----- Records for this task

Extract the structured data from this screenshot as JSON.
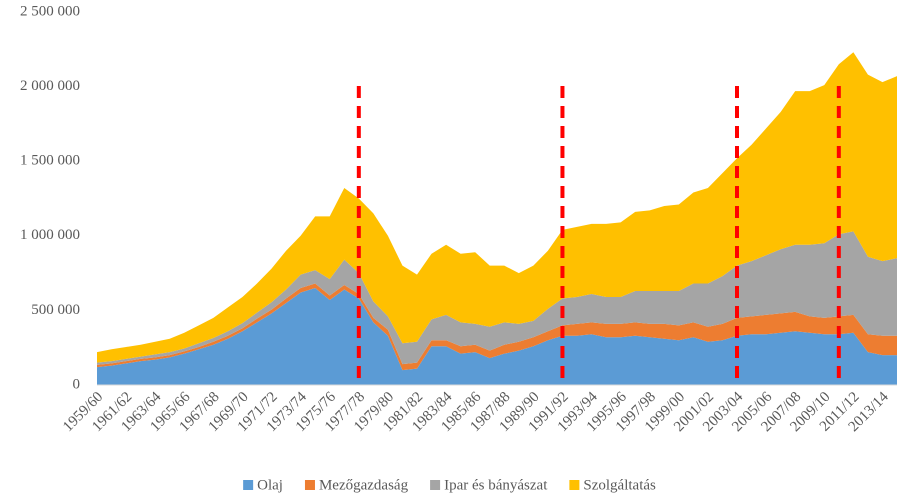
{
  "chart_data": {
    "type": "area",
    "stacked": true,
    "categories": [
      "1959/60",
      null,
      "1961/62",
      null,
      "1963/64",
      null,
      "1965/66",
      null,
      "1967/68",
      null,
      "1969/70",
      null,
      "1971/72",
      null,
      "1973/74",
      null,
      "1975/76",
      null,
      "1977/78",
      null,
      "1979/80",
      null,
      "1981/82",
      null,
      "1983/84",
      null,
      "1985/86",
      null,
      "1987/88",
      null,
      "1989/90",
      null,
      "1991/92",
      null,
      "1993/94",
      null,
      "1995/96",
      null,
      "1997/98",
      null,
      "1999/00",
      null,
      "2001/02",
      null,
      "2003/04",
      null,
      "2005/06",
      null,
      "2007/08",
      null,
      "2009/10",
      null,
      "2011/12",
      null,
      "2013/14",
      null
    ],
    "series": [
      {
        "name": "Olaj",
        "color": "#5b9bd5",
        "values": [
          120000,
          130000,
          145000,
          160000,
          170000,
          185000,
          210000,
          240000,
          270000,
          310000,
          360000,
          420000,
          480000,
          550000,
          620000,
          650000,
          570000,
          640000,
          580000,
          420000,
          330000,
          100000,
          110000,
          260000,
          260000,
          210000,
          220000,
          180000,
          210000,
          230000,
          260000,
          300000,
          330000,
          330000,
          340000,
          320000,
          320000,
          330000,
          320000,
          310000,
          300000,
          320000,
          290000,
          300000,
          330000,
          340000,
          340000,
          350000,
          360000,
          350000,
          340000,
          340000,
          350000,
          220000,
          200000,
          200000
        ]
      },
      {
        "name": "Mezőgazdaság",
        "color": "#ed7d31",
        "values": [
          15000,
          15000,
          15000,
          15000,
          15000,
          15000,
          15000,
          15000,
          20000,
          20000,
          20000,
          25000,
          25000,
          30000,
          30000,
          30000,
          30000,
          30000,
          30000,
          30000,
          40000,
          40000,
          40000,
          40000,
          40000,
          50000,
          50000,
          50000,
          60000,
          60000,
          60000,
          60000,
          70000,
          80000,
          80000,
          90000,
          90000,
          90000,
          90000,
          100000,
          100000,
          100000,
          100000,
          110000,
          120000,
          120000,
          130000,
          130000,
          130000,
          110000,
          110000,
          120000,
          120000,
          120000,
          130000,
          130000
        ]
      },
      {
        "name": "Ipar és bányászat",
        "color": "#a5a5a5",
        "values": [
          15000,
          15000,
          15000,
          15000,
          20000,
          20000,
          20000,
          25000,
          25000,
          30000,
          35000,
          40000,
          50000,
          60000,
          90000,
          90000,
          110000,
          170000,
          140000,
          110000,
          90000,
          140000,
          140000,
          140000,
          170000,
          160000,
          140000,
          160000,
          150000,
          120000,
          110000,
          150000,
          180000,
          180000,
          190000,
          180000,
          180000,
          210000,
          220000,
          220000,
          230000,
          260000,
          290000,
          320000,
          350000,
          370000,
          400000,
          430000,
          450000,
          480000,
          500000,
          550000,
          560000,
          520000,
          500000,
          520000
        ]
      },
      {
        "name": "Szolgáltatás",
        "color": "#ffc000",
        "values": [
          70000,
          80000,
          80000,
          80000,
          85000,
          90000,
          105000,
          120000,
          135000,
          160000,
          175000,
          195000,
          225000,
          260000,
          260000,
          360000,
          420000,
          480000,
          500000,
          590000,
          540000,
          520000,
          450000,
          440000,
          470000,
          460000,
          480000,
          410000,
          380000,
          340000,
          370000,
          390000,
          460000,
          470000,
          470000,
          490000,
          500000,
          530000,
          540000,
          570000,
          580000,
          610000,
          640000,
          690000,
          720000,
          780000,
          850000,
          920000,
          1030000,
          1030000,
          1060000,
          1140000,
          1200000,
          1220000,
          1200000,
          1220000
        ]
      }
    ],
    "ylim": [
      0,
      2500000
    ],
    "yticks": [
      0,
      {
        "value": 500000,
        "label": "500 000"
      },
      {
        "value": 1000000,
        "label": "1 000 000"
      },
      {
        "value": 1500000,
        "label": "1 500 000"
      },
      {
        "value": 2000000,
        "label": "2 000 000"
      },
      {
        "value": 2500000,
        "label": "2 500 000"
      }
    ],
    "vlines": [
      18,
      32,
      44,
      51
    ],
    "vline_color": "#ff0000",
    "legend": "bottom"
  }
}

----------

- _Directive_
Reproduce the material above in full and without alteration, but skip all pictures.

- _Result below_
Extract the structured data from this screenshot as JSON.
{
  "chart_data": {
    "type": "area",
    "stacked": true,
    "categories": [
      "1959/60",
      null,
      "1961/62",
      null,
      "1963/64",
      null,
      "1965/66",
      null,
      "1967/68",
      null,
      "1969/70",
      null,
      "1971/72",
      null,
      "1973/74",
      null,
      "1975/76",
      null,
      "1977/78",
      null,
      "1979/80",
      null,
      "1981/82",
      null,
      "1983/84",
      null,
      "1985/86",
      null,
      "1987/88",
      null,
      "1989/90",
      null,
      "1991/92",
      null,
      "1993/94",
      null,
      "1995/96",
      null,
      "1997/98",
      null,
      "1999/00",
      null,
      "2001/02",
      null,
      "2003/04",
      null,
      "2005/06",
      null,
      "2007/08",
      null,
      "2009/10",
      null,
      "2011/12",
      null,
      "2013/14",
      null
    ],
    "series": [
      {
        "name": "Olaj",
        "color": "#5b9bd5",
        "values": [
          120000,
          130000,
          145000,
          160000,
          170000,
          185000,
          210000,
          240000,
          270000,
          310000,
          360000,
          420000,
          480000,
          550000,
          620000,
          650000,
          570000,
          640000,
          580000,
          420000,
          330000,
          100000,
          110000,
          260000,
          260000,
          210000,
          220000,
          180000,
          210000,
          230000,
          260000,
          300000,
          330000,
          330000,
          340000,
          320000,
          320000,
          330000,
          320000,
          310000,
          300000,
          320000,
          290000,
          300000,
          330000,
          340000,
          340000,
          350000,
          360000,
          350000,
          340000,
          340000,
          350000,
          220000,
          200000,
          200000
        ]
      },
      {
        "name": "Mezőgazdaság",
        "color": "#ed7d31",
        "values": [
          15000,
          15000,
          15000,
          15000,
          15000,
          15000,
          15000,
          15000,
          20000,
          20000,
          20000,
          25000,
          25000,
          30000,
          30000,
          30000,
          30000,
          30000,
          30000,
          30000,
          40000,
          40000,
          40000,
          40000,
          40000,
          50000,
          50000,
          50000,
          60000,
          60000,
          60000,
          60000,
          70000,
          80000,
          80000,
          90000,
          90000,
          90000,
          90000,
          100000,
          100000,
          100000,
          100000,
          110000,
          120000,
          120000,
          130000,
          130000,
          130000,
          110000,
          110000,
          120000,
          120000,
          120000,
          130000,
          130000
        ]
      },
      {
        "name": "Ipar és bányászat",
        "color": "#a5a5a5",
        "values": [
          15000,
          15000,
          15000,
          15000,
          20000,
          20000,
          20000,
          25000,
          25000,
          30000,
          35000,
          40000,
          50000,
          60000,
          90000,
          90000,
          110000,
          170000,
          140000,
          110000,
          90000,
          140000,
          140000,
          140000,
          170000,
          160000,
          140000,
          160000,
          150000,
          120000,
          110000,
          150000,
          180000,
          180000,
          190000,
          180000,
          180000,
          210000,
          220000,
          220000,
          230000,
          260000,
          290000,
          320000,
          350000,
          370000,
          400000,
          430000,
          450000,
          480000,
          500000,
          550000,
          560000,
          520000,
          500000,
          520000
        ]
      },
      {
        "name": "Szolgáltatás",
        "color": "#ffc000",
        "values": [
          70000,
          80000,
          80000,
          80000,
          85000,
          90000,
          105000,
          120000,
          135000,
          160000,
          175000,
          195000,
          225000,
          260000,
          260000,
          360000,
          420000,
          480000,
          500000,
          590000,
          540000,
          520000,
          450000,
          440000,
          470000,
          460000,
          480000,
          410000,
          380000,
          340000,
          370000,
          390000,
          460000,
          470000,
          470000,
          490000,
          500000,
          530000,
          540000,
          570000,
          580000,
          610000,
          640000,
          690000,
          720000,
          780000,
          850000,
          920000,
          1030000,
          1030000,
          1060000,
          1140000,
          1200000,
          1220000,
          1200000,
          1220000
        ]
      }
    ],
    "ylim": [
      0,
      2500000
    ],
    "yticks": [
      0,
      {
        "value": 500000,
        "label": "500 000"
      },
      {
        "value": 1000000,
        "label": "1 000 000"
      },
      {
        "value": 1500000,
        "label": "1 500 000"
      },
      {
        "value": 2000000,
        "label": "2 000 000"
      },
      {
        "value": 2500000,
        "label": "2 500 000"
      }
    ],
    "vlines": [
      18,
      32,
      44,
      51
    ],
    "vline_color": "#ff0000",
    "legend": "bottom"
  }
}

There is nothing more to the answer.